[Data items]
──────────────────────────────

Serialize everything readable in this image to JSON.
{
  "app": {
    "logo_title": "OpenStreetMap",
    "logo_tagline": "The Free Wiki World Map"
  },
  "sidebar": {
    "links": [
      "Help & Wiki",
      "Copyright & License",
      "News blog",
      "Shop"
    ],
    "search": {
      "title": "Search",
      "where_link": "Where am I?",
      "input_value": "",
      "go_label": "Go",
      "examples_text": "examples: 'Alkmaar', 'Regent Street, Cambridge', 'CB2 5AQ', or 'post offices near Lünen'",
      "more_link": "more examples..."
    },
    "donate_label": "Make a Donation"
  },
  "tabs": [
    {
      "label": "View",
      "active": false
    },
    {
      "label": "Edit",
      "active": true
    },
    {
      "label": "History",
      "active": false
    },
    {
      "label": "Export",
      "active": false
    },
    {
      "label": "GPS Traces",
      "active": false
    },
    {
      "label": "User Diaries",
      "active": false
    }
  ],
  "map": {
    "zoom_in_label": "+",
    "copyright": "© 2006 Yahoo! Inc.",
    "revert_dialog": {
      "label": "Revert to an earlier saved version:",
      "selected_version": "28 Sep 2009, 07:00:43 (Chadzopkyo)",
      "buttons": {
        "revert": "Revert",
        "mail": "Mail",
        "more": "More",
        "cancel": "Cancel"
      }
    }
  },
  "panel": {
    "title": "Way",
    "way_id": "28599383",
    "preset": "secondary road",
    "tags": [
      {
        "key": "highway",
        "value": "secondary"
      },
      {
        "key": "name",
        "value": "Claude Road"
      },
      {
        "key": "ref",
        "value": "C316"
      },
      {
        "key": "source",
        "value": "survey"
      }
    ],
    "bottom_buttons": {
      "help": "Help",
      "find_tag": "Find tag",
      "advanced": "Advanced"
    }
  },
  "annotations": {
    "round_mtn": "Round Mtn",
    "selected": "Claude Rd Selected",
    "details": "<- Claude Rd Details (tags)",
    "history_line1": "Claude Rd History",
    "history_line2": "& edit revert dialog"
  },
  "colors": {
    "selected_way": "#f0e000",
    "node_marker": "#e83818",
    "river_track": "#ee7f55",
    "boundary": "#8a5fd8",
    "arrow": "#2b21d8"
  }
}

──────────────────────────────

» Brief: List the lines of the entries that include "tags".

» The reply:
    "tags": [
    "details": "<- Claude Rd Details (tags)",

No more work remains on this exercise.